▸ Exercise goal: Each line below is to be written out in full, exactly as shown.

▸ Recorded information:
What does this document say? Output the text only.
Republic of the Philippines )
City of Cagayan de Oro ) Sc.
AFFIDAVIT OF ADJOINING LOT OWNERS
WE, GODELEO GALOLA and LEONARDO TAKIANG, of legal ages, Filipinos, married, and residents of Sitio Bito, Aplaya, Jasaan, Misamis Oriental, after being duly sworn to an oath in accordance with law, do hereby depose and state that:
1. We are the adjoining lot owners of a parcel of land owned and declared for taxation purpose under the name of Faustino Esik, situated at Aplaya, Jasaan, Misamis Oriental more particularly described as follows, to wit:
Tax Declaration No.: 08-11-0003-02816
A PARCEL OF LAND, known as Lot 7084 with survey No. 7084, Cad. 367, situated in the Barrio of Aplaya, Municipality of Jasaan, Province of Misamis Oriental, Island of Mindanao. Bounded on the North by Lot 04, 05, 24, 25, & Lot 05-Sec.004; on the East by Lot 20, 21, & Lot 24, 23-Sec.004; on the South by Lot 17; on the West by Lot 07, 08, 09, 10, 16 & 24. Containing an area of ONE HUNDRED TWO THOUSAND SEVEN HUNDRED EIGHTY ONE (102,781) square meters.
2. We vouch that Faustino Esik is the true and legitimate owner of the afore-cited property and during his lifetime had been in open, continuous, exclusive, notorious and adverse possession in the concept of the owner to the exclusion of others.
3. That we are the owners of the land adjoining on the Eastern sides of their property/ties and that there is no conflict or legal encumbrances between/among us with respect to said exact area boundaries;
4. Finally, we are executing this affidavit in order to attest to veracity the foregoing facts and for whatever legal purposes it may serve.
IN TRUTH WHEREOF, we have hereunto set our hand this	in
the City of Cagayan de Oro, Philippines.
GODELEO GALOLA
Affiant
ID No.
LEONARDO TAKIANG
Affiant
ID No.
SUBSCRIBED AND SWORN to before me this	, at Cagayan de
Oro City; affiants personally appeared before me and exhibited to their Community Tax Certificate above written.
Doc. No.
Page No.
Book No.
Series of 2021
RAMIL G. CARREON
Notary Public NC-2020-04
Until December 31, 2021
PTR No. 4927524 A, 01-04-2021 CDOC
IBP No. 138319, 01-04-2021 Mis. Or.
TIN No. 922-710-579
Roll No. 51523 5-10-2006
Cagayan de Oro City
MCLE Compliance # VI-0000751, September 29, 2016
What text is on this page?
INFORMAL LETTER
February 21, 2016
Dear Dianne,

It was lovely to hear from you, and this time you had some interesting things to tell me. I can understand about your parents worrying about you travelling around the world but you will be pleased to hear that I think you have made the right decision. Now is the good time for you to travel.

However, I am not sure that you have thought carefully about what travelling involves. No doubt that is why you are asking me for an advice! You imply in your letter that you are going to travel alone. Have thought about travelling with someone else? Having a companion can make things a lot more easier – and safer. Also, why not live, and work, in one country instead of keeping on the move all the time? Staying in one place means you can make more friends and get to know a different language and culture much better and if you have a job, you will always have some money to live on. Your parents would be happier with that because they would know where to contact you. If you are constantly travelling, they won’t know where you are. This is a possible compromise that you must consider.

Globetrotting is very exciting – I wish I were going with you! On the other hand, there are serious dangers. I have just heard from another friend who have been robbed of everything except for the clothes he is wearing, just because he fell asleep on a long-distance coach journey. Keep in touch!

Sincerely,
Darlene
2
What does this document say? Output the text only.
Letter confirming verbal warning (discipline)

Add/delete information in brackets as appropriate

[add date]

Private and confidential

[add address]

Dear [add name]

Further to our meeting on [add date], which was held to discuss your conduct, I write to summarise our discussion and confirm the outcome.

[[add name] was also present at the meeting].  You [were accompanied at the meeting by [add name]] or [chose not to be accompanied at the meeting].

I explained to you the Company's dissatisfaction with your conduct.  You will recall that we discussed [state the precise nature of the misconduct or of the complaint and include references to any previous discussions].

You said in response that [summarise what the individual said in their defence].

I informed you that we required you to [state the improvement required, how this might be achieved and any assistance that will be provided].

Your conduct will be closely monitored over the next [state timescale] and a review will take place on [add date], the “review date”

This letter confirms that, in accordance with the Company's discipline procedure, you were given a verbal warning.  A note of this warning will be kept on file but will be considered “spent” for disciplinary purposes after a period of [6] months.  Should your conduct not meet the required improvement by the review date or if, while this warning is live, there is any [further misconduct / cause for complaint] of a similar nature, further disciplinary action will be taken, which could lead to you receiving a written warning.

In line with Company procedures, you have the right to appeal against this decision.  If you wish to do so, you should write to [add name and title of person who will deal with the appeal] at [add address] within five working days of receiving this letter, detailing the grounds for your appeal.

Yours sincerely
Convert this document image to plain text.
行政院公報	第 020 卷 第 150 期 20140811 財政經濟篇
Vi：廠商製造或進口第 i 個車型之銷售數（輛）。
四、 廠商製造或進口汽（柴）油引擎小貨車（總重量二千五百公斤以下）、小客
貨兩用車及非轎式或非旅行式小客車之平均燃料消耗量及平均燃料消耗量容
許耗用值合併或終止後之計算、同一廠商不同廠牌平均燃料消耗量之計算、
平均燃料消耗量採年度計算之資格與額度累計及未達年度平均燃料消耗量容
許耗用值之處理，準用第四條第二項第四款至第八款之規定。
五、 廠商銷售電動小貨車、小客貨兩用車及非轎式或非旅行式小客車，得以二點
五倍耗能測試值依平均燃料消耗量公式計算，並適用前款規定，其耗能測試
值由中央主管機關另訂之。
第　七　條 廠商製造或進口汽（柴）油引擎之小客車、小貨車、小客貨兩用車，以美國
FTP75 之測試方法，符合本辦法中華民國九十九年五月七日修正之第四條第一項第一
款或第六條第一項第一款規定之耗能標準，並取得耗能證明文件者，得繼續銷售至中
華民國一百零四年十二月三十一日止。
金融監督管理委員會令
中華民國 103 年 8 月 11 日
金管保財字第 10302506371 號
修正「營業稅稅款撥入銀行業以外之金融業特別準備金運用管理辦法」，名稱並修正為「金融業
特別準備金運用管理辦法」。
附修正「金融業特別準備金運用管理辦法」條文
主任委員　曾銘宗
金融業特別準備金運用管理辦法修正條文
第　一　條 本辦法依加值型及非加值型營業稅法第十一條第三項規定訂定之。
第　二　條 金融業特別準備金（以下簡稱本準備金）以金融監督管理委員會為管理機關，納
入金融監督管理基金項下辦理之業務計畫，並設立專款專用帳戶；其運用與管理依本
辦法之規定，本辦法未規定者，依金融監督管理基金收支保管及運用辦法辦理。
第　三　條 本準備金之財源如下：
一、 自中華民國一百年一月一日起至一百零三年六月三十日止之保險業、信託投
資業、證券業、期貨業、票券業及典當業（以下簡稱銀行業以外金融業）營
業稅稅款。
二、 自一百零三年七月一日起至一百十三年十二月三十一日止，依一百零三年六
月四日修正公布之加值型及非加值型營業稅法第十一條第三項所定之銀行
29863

▸ Task answer:
What does this document say? Output the text only.
Republic of the Philippines )
City of Cagayan de Oro ) Sc.
AFFIDAVIT OF ADJOINING LOT OWNERS
WE, GODELEO GALOLA and LEONARDO TAKIANG, of legal ages, Filipinos, married, and residents of Sitio Bito, Aplaya, Jasaan, Misamis Oriental, after being duly sworn to an oath in accordance with law, do hereby depose and state that:
1. We are the adjoining lot owners of a parcel of land owned and declared for taxation purpose under the name of Faustino Esik, situated at Aplaya, Jasaan, Misamis Oriental more particularly described as follows, to wit:
Tax Declaration No.: 08-11-0003-02816
A PARCEL OF LAND, known as Lot 7084 with survey No. 7084, Cad. 367, situated in the Barrio of Aplaya, Municipality of Jasaan, Province of Misamis Oriental, Island of Mindanao. Bounded on the North by Lot 04, 05, 24, 25, & Lot 05-Sec.004; on the East by Lot 20, 21, & Lot 24, 23-Sec.004; on the South by Lot 17; on the West by Lot 07, 08, 09, 10, 16 & 24. Containing an area of ONE HUNDRED TWO THOUSAND SEVEN HUNDRED EIGHTY ONE (102,781) square meters.
2. We vouch that Faustino Esik is the true and legitimate owner of the afore-cited property and during his lifetime had been in open, continuous, exclusive, notorious and adverse possession in the concept of the owner to the exclusion of others.
3. That we are the owners of the land adjoining on the Eastern sides of their property/ties and that there is no conflict or legal encumbrances between/among us with respect to said exact area boundaries;
4. Finally, we are executing this affidavit in order to attest to veracity the foregoing facts and for whatever legal purposes it may serve.
IN TRUTH WHEREOF, we have hereunto set our hand this	in
the City of Cagayan de Oro, Philippines.
GODELEO GALOLA
Affiant
ID No.
LEONARDO TAKIANG
Affiant
ID No.
SUBSCRIBED AND SWORN to before me this	, at Cagayan de
Oro City; affiants personally appeared before me and exhibited to their Community Tax Certificate above written.
Doc. No.
Page No.
Book No.
Series of 2021
RAMIL G. CARREON
Notary Public NC-2020-04
Until December 31, 2021
PTR No. 4927524 A, 01-04-2021 CDOC
IBP No. 138319, 01-04-2021 Mis. Or.
TIN No. 922-710-579
Roll No. 51523 5-10-2006
Cagayan de Oro City
MCLE Compliance # VI-0000751, September 29, 2016
What text is on this page?
INFORMAL LETTER
February 21, 2016
Dear Dianne,

It was lovely to hear from you, and this time you had some interesting things to tell me. I can understand about your parents worrying about you travelling around the world but you will be pleased to hear that I think you have made the right decision. Now is the good time for you to travel.

However, I am not sure that you have thought carefully about what travelling involves. No doubt that is why you are asking me for an advice! You imply in your letter that you are going to travel alone. Have thought about travelling with someone else? Having a companion can make things a lot more easier – and safer. Also, why not live, and work, in one country instead of keeping on the move all the time? Staying in one place means you can make more friends and get to know a different language and culture much better and if you have a job, you will always have some money to live on. Your parents would be happier with that because they would know where to contact you. If you are constantly travelling, they won’t know where you are. This is a possible compromise that you must consider.

Globetrotting is very exciting – I wish I were going with you! On the other hand, there are serious dangers. I have just heard from another friend who have been robbed of everything except for the clothes he is wearing, just because he fell asleep on a long-distance coach journey. Keep in touch!

Sincerely,
Darlene
2
What does this document say? Output the text only.
Letter confirming verbal warning (discipline)

Add/delete information in brackets as appropriate

[add date]

Private and confidential

[add address]

Dear [add name]

Further to our meeting on [add date], which was held to discuss your conduct, I write to summarise our discussion and confirm the outcome.

[[add name] was also present at the meeting].  You [were accompanied at the meeting by [add name]] or [chose not to be accompanied at the meeting].

I explained to you the Company's dissatisfaction with your conduct.  You will recall that we discussed [state the precise nature of the misconduct or of the complaint and include references to any previous discussions].

You said in response that [summarise what the individual said in their defence].

I informed you that we required you to [state the improvement required, how this might be achieved and any assistance that will be provided].

Your conduct will be closely monitored over the next [state timescale] and a review will take place on [add date], the “review date”

This letter confirms that, in accordance with the Company's discipline procedure, you were given a verbal warning.  A note of this warning will be kept on file but will be considered “spent” for disciplinary purposes after a period of [6] months.  Should your conduct not meet the required improvement by the review date or if, while this warning is live, there is any [further misconduct / cause for complaint] of a similar nature, further disciplinary action will be taken, which could lead to you receiving a written warning.

In line with Company procedures, you have the right to appeal against this decision.  If you wish to do so, you should write to [add name and title of person who will deal with the appeal] at [add address] within five working days of receiving this letter, detailing the grounds for your appeal.

Yours sincerely
Convert this document image to plain text.
行政院公報	第 020 卷 第 150 期 20140811 財政經濟篇
Vi：廠商製造或進口第 i 個車型之銷售數（輛）。
四、 廠商製造或進口汽（柴）油引擎小貨車（總重量二千五百公斤以下）、小客
貨兩用車及非轎式或非旅行式小客車之平均燃料消耗量及平均燃料消耗量容
許耗用值合併或終止後之計算、同一廠商不同廠牌平均燃料消耗量之計算、
平均燃料消耗量採年度計算之資格與額度累計及未達年度平均燃料消耗量容
許耗用值之處理，準用第四條第二項第四款至第八款之規定。
五、 廠商銷售電動小貨車、小客貨兩用車及非轎式或非旅行式小客車，得以二點
五倍耗能測試值依平均燃料消耗量公式計算，並適用前款規定，其耗能測試
值由中央主管機關另訂之。
第　七　條 廠商製造或進口汽（柴）油引擎之小客車、小貨車、小客貨兩用車，以美國
FTP75 之測試方法，符合本辦法中華民國九十九年五月七日修正之第四條第一項第一
款或第六條第一項第一款規定之耗能標準，並取得耗能證明文件者，得繼續銷售至中
華民國一百零四年十二月三十一日止。
金融監督管理委員會令
中華民國 103 年 8 月 11 日
金管保財字第 10302506371 號
修正「營業稅稅款撥入銀行業以外之金融業特別準備金運用管理辦法」，名稱並修正為「金融業
特別準備金運用管理辦法」。
附修正「金融業特別準備金運用管理辦法」條文
主任委員　曾銘宗
金融業特別準備金運用管理辦法修正條文
第　一　條 本辦法依加值型及非加值型營業稅法第十一條第三項規定訂定之。
第　二　條 金融業特別準備金（以下簡稱本準備金）以金融監督管理委員會為管理機關，納
入金融監督管理基金項下辦理之業務計畫，並設立專款專用帳戶；其運用與管理依本
辦法之規定，本辦法未規定者，依金融監督管理基金收支保管及運用辦法辦理。
第　三　條 本準備金之財源如下：
一、 自中華民國一百年一月一日起至一百零三年六月三十日止之保險業、信託投
資業、證券業、期貨業、票券業及典當業（以下簡稱銀行業以外金融業）營
業稅稅款。
二、 自一百零三年七月一日起至一百十三年十二月三十一日止，依一百零三年六
月四日修正公布之加值型及非加值型營業稅法第十一條第三項所定之銀行
29863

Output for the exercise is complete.